● SUPPLIED ENTRIES
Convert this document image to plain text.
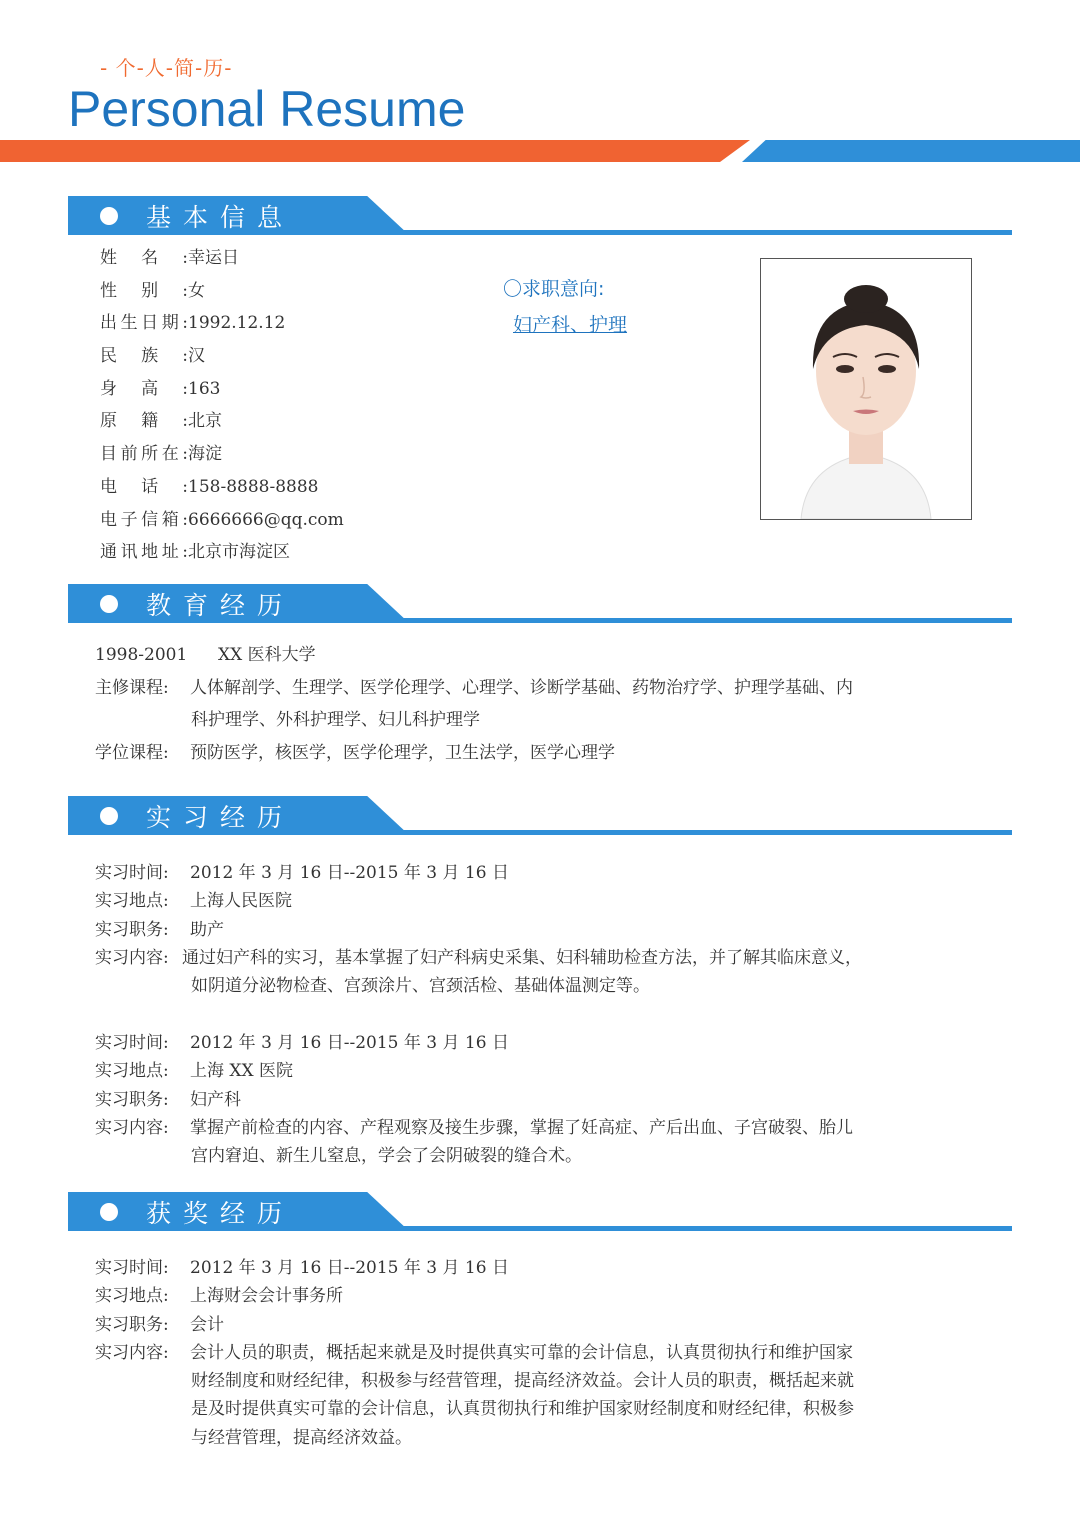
- 个-人-简-历-
Personal Resume
基本信息
姓名:幸运日
性别:女
出生日期:1992.12.12
民族:汉
身高:163
原籍:北京
目前所在:海淀
电话:158-8888-8888
电子信箱:6666666@qq.com
通讯地址:北京市海淀区
〇求职意向:
妇产科、护理
教育经历
1998-2001 XX 医科大学
主修课程: 人体解剖学、生理学、医学伦理学、心理学、诊断学基础、药物治疗学、护理学基础、内
科护理学、外科护理学、妇儿科护理学
学位课程: 预防医学，核医学，医学伦理学，卫生法学，医学心理学
实习经历
实习时间: 2012 年 3 月 16 日--2015 年 3 月 16 日
实习地点: 上海人民医院
实习职务: 助产
实习内容: 通过妇产科的实习，基本掌握了妇产科病史采集、妇科辅助检查方法，并了解其临床意义，
如阴道分泌物检查、宫颈涂片、宫颈活检、基础体温测定等。
实习时间: 2012 年 3 月 16 日--2015 年 3 月 16 日
实习地点: 上海 XX 医院
实习职务: 妇产科
实习内容: 掌握产前检查的内容、产程观察及接生步骤，掌握了妊高症、产后出血、子宫破裂、胎儿
宫内窘迫、新生儿窒息，学会了会阴破裂的缝合术。
获奖经历
实习时间: 2012 年 3 月 16 日--2015 年 3 月 16 日
实习地点: 上海财会会计事务所
实习职务: 会计
实习内容: 会计人员的职责，概括起来就是及时提供真实可靠的会计信息，认真贯彻执行和维护国家
财经制度和财经纪律，积极参与经营管理，提高经济效益。会计人员的职责，概括起来就
是及时提供真实可靠的会计信息，认真贯彻执行和维护国家财经制度和财经纪律，积极参
与经营管理，提高经济效益。
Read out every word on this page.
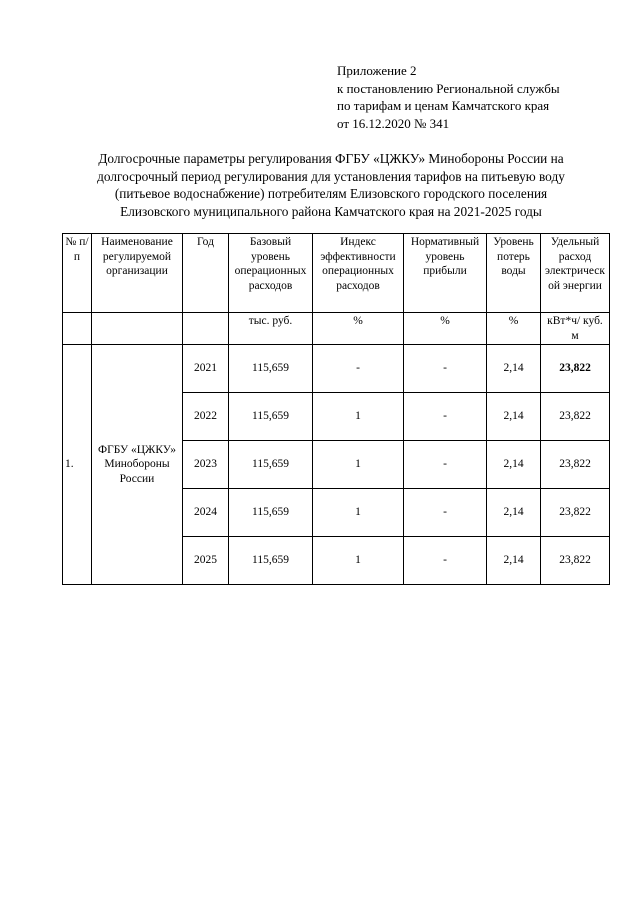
Приложение 2
к постановлению Региональной службы
по тарифам и ценам Камчатского края
от 16.12.2020 № 341
Долгосрочные параметры регулирования ФГБУ «ЦЖКУ» Минобороны России на
долгосрочный период регулирования для установления тарифов на питьевую воду
(питьевое водоснабжение) потребителям Елизовского городского поселения
Елизовского муниципального района Камчатского края на 2021-2025 годы
№ п/п	Наименование регулируемой организации	Год	Базовый уровень операционных расходов	Индекс эффективности операционных расходов	Нормативный уровень прибыли	Уровень потерь воды	Удельный расход электрическ ой энергии
			тыс. руб.	%	%	%	кВт*ч/ куб. м
1.	ФГБУ «ЦЖКУ» Минобороны России	2021	115,659	-	-	2,14	23,822
		2022	115,659	1	-	2,14	23,822
		2023	115,659	1	-	2,14	23,822
		2024	115,659	1	-	2,14	23,822
		2025	115,659	1	-	2,14	23,822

● DIRECTIVE
Look through the material above and pick out each line holding the word "实习地点".

● OUTPUT FOR THIS EXERCISE
实习地点: 上海人民医院
实习地点: 上海 XX 医院
实习地点: 上海财会会计事务所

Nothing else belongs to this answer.